### Problem requirements
Keep the pictures out and restate every record exactly.

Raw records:
- - - -

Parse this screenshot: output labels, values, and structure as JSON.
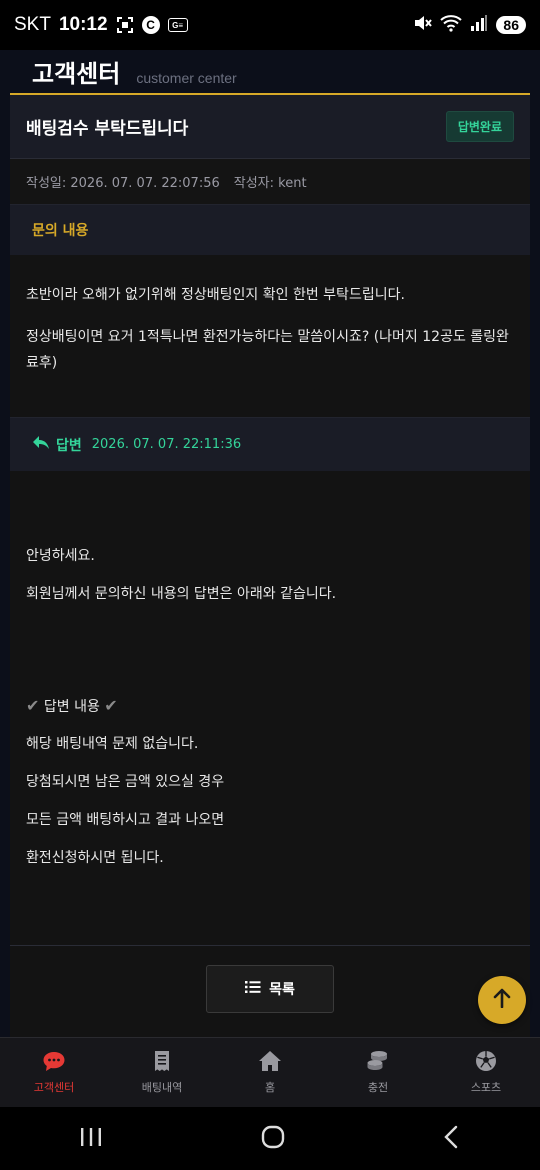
{
  "status_bar": {
    "carrier": "SKT",
    "time": "10:12",
    "battery": "86",
    "signal_sup": "6"
  },
  "header": {
    "title": "고객센터",
    "subtitle": "customer center"
  },
  "inquiry": {
    "title": "배팅검수 부탁드립니다",
    "badge": "답변완료",
    "date_label": "작성일: 2026. 07. 07. 22:07:56",
    "author_label": "작성자: kent",
    "section_label": "문의 내용",
    "body": [
      "초반이라 오해가 없기위해 정상배팅인지 확인 한번 부탁드립니다.",
      "정상배팅이면 요거 1적특나면 환전가능하다는 말씀이시죠? (나머지 12공도 롤링완료후)"
    ]
  },
  "answer": {
    "label": "답변",
    "date": "2026. 07. 07. 22:11:36",
    "greeting": "안녕하세요.",
    "intro": "회원님께서 문의하신 내용의 답변은 아래와 같습니다.",
    "content_heading": "답변 내용",
    "lines": [
      "해당 배팅내역 문제 없습니다.",
      "당첨되시면 남은 금액 있으실 경우",
      "모든 금액 배팅하시고 결과 나오면",
      "환전신청하시면 됩니다."
    ]
  },
  "list_button": {
    "label": "목록"
  },
  "tabs": [
    {
      "label": "고객센터",
      "icon": "chat-icon",
      "active": true
    },
    {
      "label": "배팅내역",
      "icon": "receipt-icon"
    },
    {
      "label": "홈",
      "icon": "home-icon"
    },
    {
      "label": "충전",
      "icon": "coins-icon"
    },
    {
      "label": "스포츠",
      "icon": "soccer-ball-icon"
    }
  ],
  "colors": {
    "accent": "#d7a928",
    "answer_green": "#34d49a",
    "active_tab": "#e53935"
  }
}
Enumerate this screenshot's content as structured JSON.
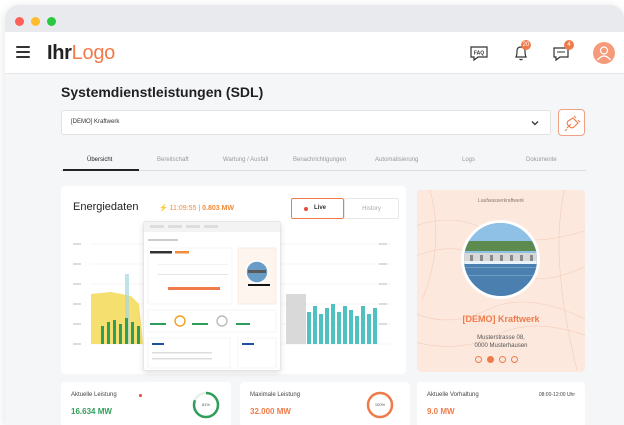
{
  "app": {
    "logo_bold": "Ihr",
    "logo_accent": "Logo",
    "notifications_count": "20",
    "messages_count": "4",
    "faq_label": "FAQ"
  },
  "page": {
    "title": "Systemdienstleistungen (SDL)",
    "plant_select": "[DEMO] Kraftwerk"
  },
  "tabs": [
    "Übersicht",
    "Bereitschaft",
    "Wartung / Ausfall",
    "Benachrichtigungen",
    "Automatisierung",
    "Logs",
    "Dokumente"
  ],
  "energy": {
    "title": "Energiedaten",
    "time": "11:09:55",
    "power": "0.803 MW",
    "live_label": "Live",
    "history_label": "History"
  },
  "plant": {
    "type": "Laufwasserkraftwerk",
    "name": "[DEMO] Kraftwerk",
    "street": "Musterstrasse 08,",
    "city": "0000 Musterhausen",
    "slides": 4,
    "active_slide": 1
  },
  "stats": {
    "current": {
      "label": "Aktuelle Leistung",
      "value": "16.634 MW",
      "percent": "81%",
      "fraction": 0.81
    },
    "max": {
      "label": "Maximale Leistung",
      "value": "32.000 MW",
      "percent": "100%",
      "fraction": 1.0
    },
    "reserve": {
      "label": "Aktuelle Vorhaltung",
      "value": "9.0 MW",
      "time_window": "08:00-12:00 Uhr"
    }
  },
  "colors": {
    "accent": "#f07b4a",
    "green": "#2e9e5a",
    "teal": "#4fc1c0",
    "yellow": "#f5df6e"
  }
}
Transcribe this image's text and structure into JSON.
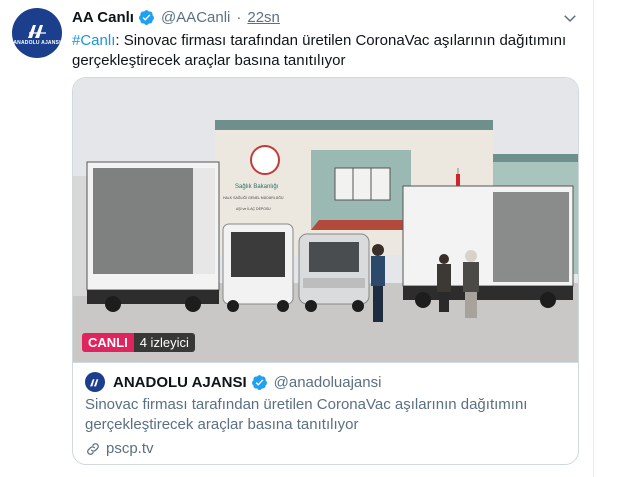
{
  "tweet": {
    "author_name": "AA Canlı",
    "author_handle": "@AACanli",
    "separator": "·",
    "time": "22sn",
    "hashtag": "#Canlı",
    "text": ": Sinovac firması tarafından üretilen CoronaVac aşılarının dağıtımını gerçekleştirecek araçlar basına tanıtılıyor"
  },
  "avatar": {
    "logo_text": "ANADOLU AJANSI"
  },
  "media": {
    "live_label": "CANLI",
    "viewers": "4 izleyici",
    "building_sign_1": "Sağlık Bakanlığı",
    "building_sign_2": "HALK SAĞLIĞI GENEL MÜDÜRLÜĞÜ",
    "building_sign_3": "AŞI ve İLAÇ DEPOSU"
  },
  "card": {
    "name": "ANADOLU AJANSI",
    "handle": "@anadoluajansi",
    "description": "Sinovac firması tarafından üretilen CoronaVac aşılarının dağıtımını gerçekleştirecek araçlar basına tanıtılıyor",
    "link": "pscp.tv"
  },
  "colors": {
    "accent": "#1b95e0",
    "verified": "#1da1f2",
    "live": "#e0245e",
    "brand": "#1b3f8c"
  },
  "icons": [
    "verified-badge-icon",
    "caret-down-icon",
    "link-icon",
    "aa-logo-icon"
  ]
}
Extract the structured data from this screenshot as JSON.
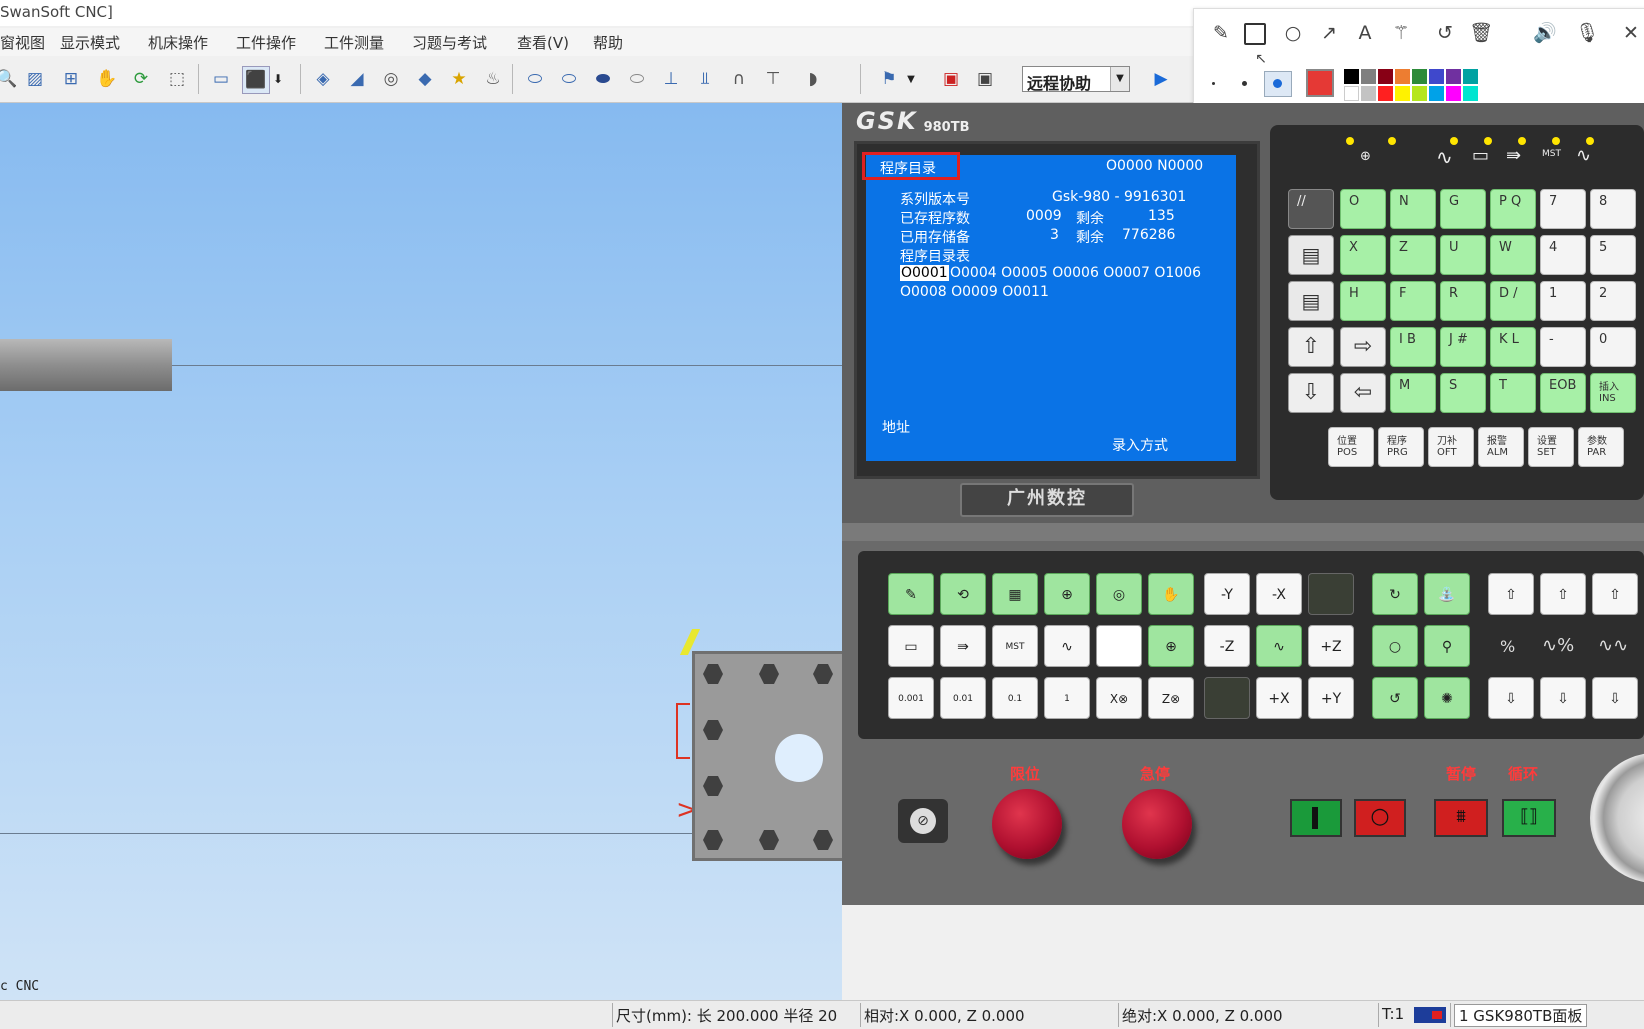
{
  "window": {
    "title": "SwanSoft CNC]"
  },
  "menu": [
    "窗视图",
    "显示模式",
    "机床操作",
    "工件操作",
    "工件测量",
    "习题与考试",
    "查看(V)",
    "帮助"
  ],
  "toolbar": {
    "remote_select": "远程协助"
  },
  "viewport": {
    "caption": "c CNC"
  },
  "panel": {
    "brand": "GSK",
    "model": "980TB",
    "screen": {
      "title": "程序目录",
      "prog_header": "O0000 N0000",
      "rows": [
        {
          "label": "系列版本号",
          "value": "Gsk-980 - 9916301"
        },
        {
          "label": "已存程序数",
          "value": "0009",
          "label2": "剩余",
          "value2": "135"
        },
        {
          "label": "已用存储备",
          "value": "3",
          "label2": "剩余",
          "value2": "776286"
        }
      ],
      "dir_label": "程序目录表",
      "selected_program": "O0001",
      "programs_line1": "O0004 O0005 O0006 O0007 O1006",
      "programs_line2": "O0008 O0009 O0011",
      "address_label": "地址",
      "mode": "录入方式"
    },
    "logo_text": "广州数控",
    "keys": {
      "row1": [
        "//",
        "O",
        "N",
        "G",
        "P Q",
        "7",
        "8"
      ],
      "row2": [
        "X",
        "Z",
        "U",
        "W",
        "4",
        "5"
      ],
      "row3": [
        "H",
        "F",
        "R",
        "D /",
        "1",
        "2"
      ],
      "row4": [
        "I B",
        "J #",
        "K L",
        "-",
        "0"
      ],
      "row5": [
        "M",
        "S",
        "T",
        "EOB",
        "插入 INS"
      ],
      "func": [
        "位置 POS",
        "程序 PRG",
        "刀补 OFT",
        "报警 ALM",
        "设置 SET",
        "参数 PAR"
      ]
    },
    "jog": {
      "minus_y": "-Y",
      "minus_x": "-X",
      "minus_z": "-Z",
      "plus_z": "+Z",
      "plus_x": "+X",
      "plus_y": "+Y",
      "x_zero": "X⊗",
      "z_zero": "Z⊗",
      "steps": [
        "0.001",
        "0.01",
        "0.1",
        "1"
      ]
    },
    "bottom": {
      "limit": "限位",
      "estop": "急停",
      "pause": "暂停",
      "cycle": "循环"
    }
  },
  "statusbar": {
    "size": "尺寸(mm): 长 200.000 半径  20",
    "relative": "相对:X      0.000, Z      0.000",
    "absolute": "绝对:X      0.000, Z      0.000",
    "tool": "T:1",
    "panel_name": "1 GSK980TB面板"
  },
  "colors": {
    "screen_blue": "#0a73e6",
    "key_green": "#a7f0a7",
    "estop_red": "#c0102f",
    "highlight_red": "#e02020"
  }
}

- - - -

### Problem solution
Parse this screenshot: output labels, values, and structure as JSON.
{
  "status_bar": {
    "carrier": "SKT",
    "time": "10:12",
    "battery": "86",
    "signal_sup": "6"
  },
  "header": {
    "title": "고객센터",
    "subtitle": "customer center"
  },
  "inquiry": {
    "title": "배팅검수 부탁드립니다",
    "badge": "답변완료",
    "date_label": "작성일: 2026. 07. 07. 22:07:56",
    "author_label": "작성자: kent",
    "section_label": "문의 내용",
    "body": [
      "초반이라 오해가 없기위해 정상배팅인지 확인 한번 부탁드립니다.",
      "정상배팅이면 요거 1적특나면 환전가능하다는 말씀이시죠? (나머지 12공도 롤링완료후)"
    ]
  },
  "answer": {
    "label": "답변",
    "date": "2026. 07. 07. 22:11:36",
    "greeting": "안녕하세요.",
    "intro": "회원님께서 문의하신 내용의 답변은 아래와 같습니다.",
    "content_heading": "답변 내용",
    "lines": [
      "해당 배팅내역 문제 없습니다.",
      "당첨되시면 남은 금액 있으실 경우",
      "모든 금액 배팅하시고 결과 나오면",
      "환전신청하시면 됩니다."
    ]
  },
  "list_button": {
    "label": "목록"
  },
  "tabs": [
    {
      "label": "고객센터",
      "icon": "chat-icon",
      "active": true
    },
    {
      "label": "배팅내역",
      "icon": "receipt-icon"
    },
    {
      "label": "홈",
      "icon": "home-icon"
    },
    {
      "label": "충전",
      "icon": "coins-icon"
    },
    {
      "label": "스포츠",
      "icon": "soccer-ball-icon"
    }
  ],
  "colors": {
    "accent": "#d7a928",
    "answer_green": "#34d49a",
    "active_tab": "#e53935"
  }
}
Enumerate this screenshot's content as structured JSON.
{
  "app": {
    "logo_bold": "Ihr",
    "logo_accent": "Logo",
    "notifications_count": "20",
    "messages_count": "4",
    "faq_label": "FAQ"
  },
  "page": {
    "title": "Systemdienstleistungen (SDL)",
    "plant_select": "[DEMO] Kraftwerk"
  },
  "tabs": [
    "Übersicht",
    "Bereitschaft",
    "Wartung / Ausfall",
    "Benachrichtigungen",
    "Automatisierung",
    "Logs",
    "Dokumente"
  ],
  "energy": {
    "title": "Energiedaten",
    "time": "11:09:55",
    "power": "0.803 MW",
    "live_label": "Live",
    "history_label": "History"
  },
  "plant": {
    "type": "Laufwasserkraftwerk",
    "name": "[DEMO] Kraftwerk",
    "street": "Musterstrasse 08,",
    "city": "0000 Musterhausen",
    "slides": 4,
    "active_slide": 1
  },
  "stats": {
    "current": {
      "label": "Aktuelle Leistung",
      "value": "16.634 MW",
      "percent": "81%",
      "fraction": 0.81
    },
    "max": {
      "label": "Maximale Leistung",
      "value": "32.000 MW",
      "percent": "100%",
      "fraction": 1.0
    },
    "reserve": {
      "label": "Aktuelle Vorhaltung",
      "value": "9.0 MW",
      "time_window": "08:00-12:00 Uhr"
    }
  },
  "colors": {
    "accent": "#f07b4a",
    "green": "#2e9e5a",
    "teal": "#4fc1c0",
    "yellow": "#f5df6e"
  }
}
Transcribe this image's text and structure into JSON.
{
  "tweet": {
    "author_name": "AA Canlı",
    "author_handle": "@AACanli",
    "separator": "·",
    "time": "22sn",
    "hashtag": "#Canlı",
    "text": ": Sinovac firması tarafından üretilen CoronaVac aşılarının dağıtımını gerçekleştirecek araçlar basına tanıtılıyor"
  },
  "avatar": {
    "logo_text": "ANADOLU AJANSI"
  },
  "media": {
    "live_label": "CANLI",
    "viewers": "4 izleyici",
    "building_sign_1": "Sağlık Bakanlığı",
    "building_sign_2": "HALK SAĞLIĞI GENEL MÜDÜRLÜĞÜ",
    "building_sign_3": "AŞI ve İLAÇ DEPOSU"
  },
  "card": {
    "name": "ANADOLU AJANSI",
    "handle": "@anadoluajansi",
    "description": "Sinovac firması tarafından üretilen CoronaVac aşılarının dağıtımını gerçekleştirecek araçlar basına tanıtılıyor",
    "link": "pscp.tv"
  },
  "colors": {
    "accent": "#1b95e0",
    "verified": "#1da1f2",
    "live": "#e0245e",
    "brand": "#1b3f8c"
  },
  "icons": [
    "verified-badge-icon",
    "caret-down-icon",
    "link-icon",
    "aa-logo-icon"
  ]
}
Extract the structured data from this screenshot as JSON.
{
  "window": {
    "title": "SwanSoft CNC]"
  },
  "menu": [
    "窗视图",
    "显示模式",
    "机床操作",
    "工件操作",
    "工件测量",
    "习题与考试",
    "查看(V)",
    "帮助"
  ],
  "toolbar": {
    "remote_select": "远程协助"
  },
  "viewport": {
    "caption": "c CNC"
  },
  "panel": {
    "brand": "GSK",
    "model": "980TB",
    "screen": {
      "title": "程序目录",
      "prog_header": "O0000 N0000",
      "rows": [
        {
          "label": "系列版本号",
          "value": "Gsk-980 - 9916301"
        },
        {
          "label": "已存程序数",
          "value": "0009",
          "label2": "剩余",
          "value2": "135"
        },
        {
          "label": "已用存储备",
          "value": "3",
          "label2": "剩余",
          "value2": "776286"
        }
      ],
      "dir_label": "程序目录表",
      "selected_program": "O0001",
      "programs_line1": "O0004 O0005 O0006 O0007 O1006",
      "programs_line2": "O0008 O0009 O0011",
      "address_label": "地址",
      "mode": "录入方式"
    },
    "logo_text": "广州数控",
    "keys": {
      "row1": [
        "//",
        "O",
        "N",
        "G",
        "P Q",
        "7",
        "8"
      ],
      "row2": [
        "X",
        "Z",
        "U",
        "W",
        "4",
        "5"
      ],
      "row3": [
        "H",
        "F",
        "R",
        "D /",
        "1",
        "2"
      ],
      "row4": [
        "I B",
        "J #",
        "K L",
        "-",
        "0"
      ],
      "row5": [
        "M",
        "S",
        "T",
        "EOB",
        "插入 INS"
      ],
      "func": [
        "位置 POS",
        "程序 PRG",
        "刀补 OFT",
        "报警 ALM",
        "设置 SET",
        "参数 PAR"
      ]
    },
    "jog": {
      "minus_y": "-Y",
      "minus_x": "-X",
      "minus_z": "-Z",
      "plus_z": "+Z",
      "plus_x": "+X",
      "plus_y": "+Y",
      "x_zero": "X⊗",
      "z_zero": "Z⊗",
      "steps": [
        "0.001",
        "0.01",
        "0.1",
        "1"
      ]
    },
    "bottom": {
      "limit": "限位",
      "estop": "急停",
      "pause": "暂停",
      "cycle": "循环"
    }
  },
  "statusbar": {
    "size": "尺寸(mm): 长 200.000 半径  20",
    "relative": "相对:X      0.000, Z      0.000",
    "absolute": "绝对:X      0.000, Z      0.000",
    "tool": "T:1",
    "panel_name": "1 GSK980TB面板"
  },
  "colors": {
    "screen_blue": "#0a73e6",
    "key_green": "#a7f0a7",
    "estop_red": "#c0102f",
    "highlight_red": "#e02020"
  }
}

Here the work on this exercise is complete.